AIM OF THE TASK:
Restate each line of the listing exactly, without carrying over any pictures.

┌─ DATA

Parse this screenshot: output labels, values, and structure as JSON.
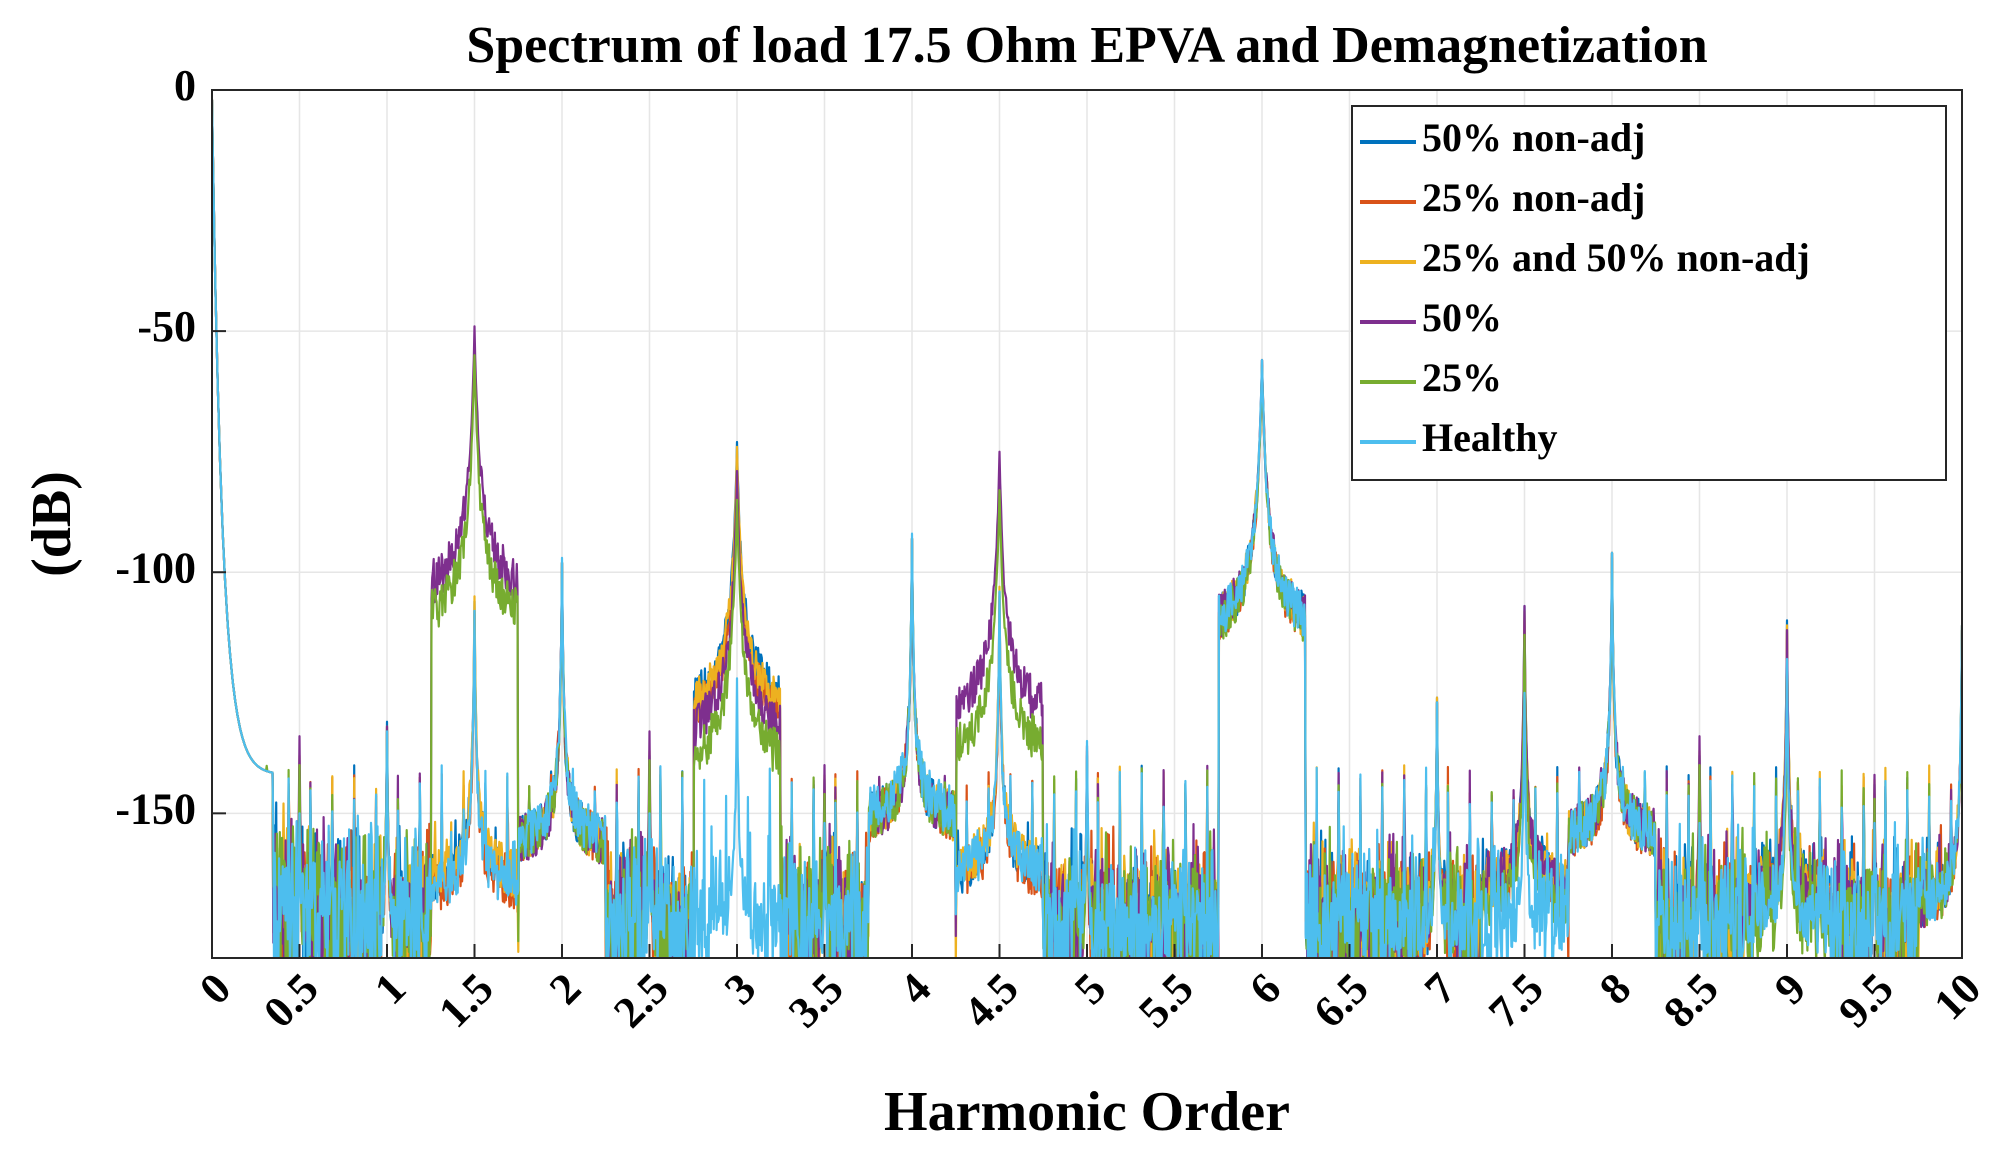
{
  "chart_data": {
    "type": "line",
    "title": "Spectrum of load 17.5 Ohm EPVA and Demagnetization",
    "xlabel": "Harmonic Order",
    "ylabel": "(dB)",
    "xlim": [
      0,
      10
    ],
    "ylim": [
      -180,
      0
    ],
    "xticks": [
      0,
      0.5,
      1,
      1.5,
      2,
      2.5,
      3,
      3.5,
      4,
      4.5,
      5,
      5.5,
      6,
      6.5,
      7,
      7.5,
      8,
      8.5,
      9,
      9.5,
      10
    ],
    "xtick_labels": [
      "0",
      "0.5",
      "1",
      "1.5",
      "2",
      "2.5",
      "3",
      "3.5",
      "4",
      "4.5",
      "5",
      "5.5",
      "6",
      "6.5",
      "7",
      "7.5",
      "8",
      "8.5",
      "9",
      "9.5",
      "10"
    ],
    "yticks": [
      0,
      -50,
      -100,
      -150
    ],
    "ytick_labels": [
      "0",
      "-50",
      "-100",
      "-150"
    ],
    "grid": true,
    "legend_position": "top-right",
    "series": [
      {
        "name": "50% non-adj",
        "color": "#0072BD",
        "peaks": [
          [
            0.5,
            -140
          ],
          [
            1.0,
            -131
          ],
          [
            1.5,
            -106
          ],
          [
            2.0,
            -98
          ],
          [
            2.5,
            -138
          ],
          [
            3.0,
            -73
          ],
          [
            3.5,
            -143
          ],
          [
            4.0,
            -93
          ],
          [
            4.5,
            -104
          ],
          [
            5.0,
            -138
          ],
          [
            6.0,
            -56
          ],
          [
            7.0,
            -126
          ],
          [
            7.5,
            -107
          ],
          [
            8.0,
            -96
          ],
          [
            8.5,
            -138
          ],
          [
            9.0,
            -110
          ],
          [
            9.5,
            -144
          ],
          [
            10.0,
            -111
          ]
        ]
      },
      {
        "name": "25% non-adj",
        "color": "#D95319",
        "peaks": [
          [
            0.5,
            -141
          ],
          [
            1.0,
            -133
          ],
          [
            1.5,
            -108
          ],
          [
            2.0,
            -98
          ],
          [
            2.5,
            -140
          ],
          [
            3.0,
            -76
          ],
          [
            3.5,
            -145
          ],
          [
            4.0,
            -93
          ],
          [
            4.5,
            -105
          ],
          [
            5.0,
            -140
          ],
          [
            6.0,
            -57
          ],
          [
            7.0,
            -127
          ],
          [
            7.5,
            -110
          ],
          [
            8.0,
            -97
          ],
          [
            8.5,
            -140
          ],
          [
            9.0,
            -112
          ],
          [
            9.5,
            -146
          ],
          [
            10.0,
            -112
          ]
        ]
      },
      {
        "name": "25% and 50% non-adj",
        "color": "#EDB120",
        "peaks": [
          [
            0.5,
            -138
          ],
          [
            1.0,
            -132
          ],
          [
            1.5,
            -105
          ],
          [
            2.0,
            -98
          ],
          [
            2.5,
            -137
          ],
          [
            3.0,
            -74
          ],
          [
            3.5,
            -142
          ],
          [
            4.0,
            -93
          ],
          [
            4.5,
            -103
          ],
          [
            5.0,
            -137
          ],
          [
            6.0,
            -56
          ],
          [
            7.0,
            -126
          ],
          [
            7.5,
            -108
          ],
          [
            8.0,
            -96
          ],
          [
            8.5,
            -137
          ],
          [
            9.0,
            -111
          ],
          [
            9.5,
            -143
          ],
          [
            10.0,
            -111
          ]
        ]
      },
      {
        "name": "50%",
        "color": "#7E2F8E",
        "peaks": [
          [
            0.5,
            -134
          ],
          [
            1.0,
            -132
          ],
          [
            1.5,
            -49
          ],
          [
            2.0,
            -98
          ],
          [
            2.5,
            -133
          ],
          [
            3.0,
            -79
          ],
          [
            3.5,
            -140
          ],
          [
            4.0,
            -93
          ],
          [
            4.5,
            -75
          ],
          [
            5.0,
            -136
          ],
          [
            6.0,
            -56
          ],
          [
            7.0,
            -127
          ],
          [
            7.5,
            -107
          ],
          [
            8.0,
            -96
          ],
          [
            8.5,
            -134
          ],
          [
            9.0,
            -112
          ],
          [
            9.5,
            -142
          ],
          [
            10.0,
            -112
          ]
        ]
      },
      {
        "name": "25%",
        "color": "#77AC30",
        "peaks": [
          [
            0.5,
            -140
          ],
          [
            1.0,
            -133
          ],
          [
            1.5,
            -55
          ],
          [
            2.0,
            -98
          ],
          [
            2.5,
            -139
          ],
          [
            3.0,
            -85
          ],
          [
            3.5,
            -146
          ],
          [
            4.0,
            -93
          ],
          [
            4.5,
            -83
          ],
          [
            5.0,
            -139
          ],
          [
            6.0,
            -57
          ],
          [
            7.0,
            -127
          ],
          [
            7.5,
            -113
          ],
          [
            8.0,
            -96
          ],
          [
            8.5,
            -140
          ],
          [
            9.0,
            -122
          ],
          [
            9.5,
            -147
          ],
          [
            10.0,
            -112
          ]
        ]
      },
      {
        "name": "Healthy",
        "color": "#4DBEEE",
        "peaks": [
          [
            0.5,
            -150
          ],
          [
            1.0,
            -133
          ],
          [
            1.5,
            -108
          ],
          [
            2.0,
            -97
          ],
          [
            2.5,
            -150
          ],
          [
            3.0,
            -122
          ],
          [
            3.5,
            -152
          ],
          [
            4.0,
            -92
          ],
          [
            4.5,
            -104
          ],
          [
            5.0,
            -135
          ],
          [
            6.0,
            -56
          ],
          [
            7.0,
            -127
          ],
          [
            7.5,
            -125
          ],
          [
            8.0,
            -96
          ],
          [
            8.5,
            -152
          ],
          [
            9.0,
            -118
          ],
          [
            9.5,
            -152
          ],
          [
            10.0,
            -111
          ]
        ]
      }
    ]
  }
}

└─

RESPONSE TO THIS EXERCISE:
Parse this screenshot: output labels, values, and structure as JSON.
{
  "chart_data": {
    "type": "line",
    "title": "Spectrum of load 17.5 Ohm EPVA and Demagnetization",
    "xlabel": "Harmonic Order",
    "ylabel": "(dB)",
    "xlim": [
      0,
      10
    ],
    "ylim": [
      -180,
      0
    ],
    "xticks": [
      0,
      0.5,
      1,
      1.5,
      2,
      2.5,
      3,
      3.5,
      4,
      4.5,
      5,
      5.5,
      6,
      6.5,
      7,
      7.5,
      8,
      8.5,
      9,
      9.5,
      10
    ],
    "xtick_labels": [
      "0",
      "0.5",
      "1",
      "1.5",
      "2",
      "2.5",
      "3",
      "3.5",
      "4",
      "4.5",
      "5",
      "5.5",
      "6",
      "6.5",
      "7",
      "7.5",
      "8",
      "8.5",
      "9",
      "9.5",
      "10"
    ],
    "yticks": [
      0,
      -50,
      -100,
      -150
    ],
    "ytick_labels": [
      "0",
      "-50",
      "-100",
      "-150"
    ],
    "grid": true,
    "legend_position": "top-right",
    "series": [
      {
        "name": "50% non-adj",
        "color": "#0072BD",
        "peaks": [
          [
            0.5,
            -140
          ],
          [
            1.0,
            -131
          ],
          [
            1.5,
            -106
          ],
          [
            2.0,
            -98
          ],
          [
            2.5,
            -138
          ],
          [
            3.0,
            -73
          ],
          [
            3.5,
            -143
          ],
          [
            4.0,
            -93
          ],
          [
            4.5,
            -104
          ],
          [
            5.0,
            -138
          ],
          [
            6.0,
            -56
          ],
          [
            7.0,
            -126
          ],
          [
            7.5,
            -107
          ],
          [
            8.0,
            -96
          ],
          [
            8.5,
            -138
          ],
          [
            9.0,
            -110
          ],
          [
            9.5,
            -144
          ],
          [
            10.0,
            -111
          ]
        ]
      },
      {
        "name": "25% non-adj",
        "color": "#D95319",
        "peaks": [
          [
            0.5,
            -141
          ],
          [
            1.0,
            -133
          ],
          [
            1.5,
            -108
          ],
          [
            2.0,
            -98
          ],
          [
            2.5,
            -140
          ],
          [
            3.0,
            -76
          ],
          [
            3.5,
            -145
          ],
          [
            4.0,
            -93
          ],
          [
            4.5,
            -105
          ],
          [
            5.0,
            -140
          ],
          [
            6.0,
            -57
          ],
          [
            7.0,
            -127
          ],
          [
            7.5,
            -110
          ],
          [
            8.0,
            -97
          ],
          [
            8.5,
            -140
          ],
          [
            9.0,
            -112
          ],
          [
            9.5,
            -146
          ],
          [
            10.0,
            -112
          ]
        ]
      },
      {
        "name": "25% and 50% non-adj",
        "color": "#EDB120",
        "peaks": [
          [
            0.5,
            -138
          ],
          [
            1.0,
            -132
          ],
          [
            1.5,
            -105
          ],
          [
            2.0,
            -98
          ],
          [
            2.5,
            -137
          ],
          [
            3.0,
            -74
          ],
          [
            3.5,
            -142
          ],
          [
            4.0,
            -93
          ],
          [
            4.5,
            -103
          ],
          [
            5.0,
            -137
          ],
          [
            6.0,
            -56
          ],
          [
            7.0,
            -126
          ],
          [
            7.5,
            -108
          ],
          [
            8.0,
            -96
          ],
          [
            8.5,
            -137
          ],
          [
            9.0,
            -111
          ],
          [
            9.5,
            -143
          ],
          [
            10.0,
            -111
          ]
        ]
      },
      {
        "name": "50%",
        "color": "#7E2F8E",
        "peaks": [
          [
            0.5,
            -134
          ],
          [
            1.0,
            -132
          ],
          [
            1.5,
            -49
          ],
          [
            2.0,
            -98
          ],
          [
            2.5,
            -133
          ],
          [
            3.0,
            -79
          ],
          [
            3.5,
            -140
          ],
          [
            4.0,
            -93
          ],
          [
            4.5,
            -75
          ],
          [
            5.0,
            -136
          ],
          [
            6.0,
            -56
          ],
          [
            7.0,
            -127
          ],
          [
            7.5,
            -107
          ],
          [
            8.0,
            -96
          ],
          [
            8.5,
            -134
          ],
          [
            9.0,
            -112
          ],
          [
            9.5,
            -142
          ],
          [
            10.0,
            -112
          ]
        ]
      },
      {
        "name": "25%",
        "color": "#77AC30",
        "peaks": [
          [
            0.5,
            -140
          ],
          [
            1.0,
            -133
          ],
          [
            1.5,
            -55
          ],
          [
            2.0,
            -98
          ],
          [
            2.5,
            -139
          ],
          [
            3.0,
            -85
          ],
          [
            3.5,
            -146
          ],
          [
            4.0,
            -93
          ],
          [
            4.5,
            -83
          ],
          [
            5.0,
            -139
          ],
          [
            6.0,
            -57
          ],
          [
            7.0,
            -127
          ],
          [
            7.5,
            -113
          ],
          [
            8.0,
            -96
          ],
          [
            8.5,
            -140
          ],
          [
            9.0,
            -122
          ],
          [
            9.5,
            -147
          ],
          [
            10.0,
            -112
          ]
        ]
      },
      {
        "name": "Healthy",
        "color": "#4DBEEE",
        "peaks": [
          [
            0.5,
            -150
          ],
          [
            1.0,
            -133
          ],
          [
            1.5,
            -108
          ],
          [
            2.0,
            -97
          ],
          [
            2.5,
            -150
          ],
          [
            3.0,
            -122
          ],
          [
            3.5,
            -152
          ],
          [
            4.0,
            -92
          ],
          [
            4.5,
            -104
          ],
          [
            5.0,
            -135
          ],
          [
            6.0,
            -56
          ],
          [
            7.0,
            -127
          ],
          [
            7.5,
            -125
          ],
          [
            8.0,
            -96
          ],
          [
            8.5,
            -152
          ],
          [
            9.0,
            -118
          ],
          [
            9.5,
            -152
          ],
          [
            10.0,
            -111
          ]
        ]
      }
    ]
  }
}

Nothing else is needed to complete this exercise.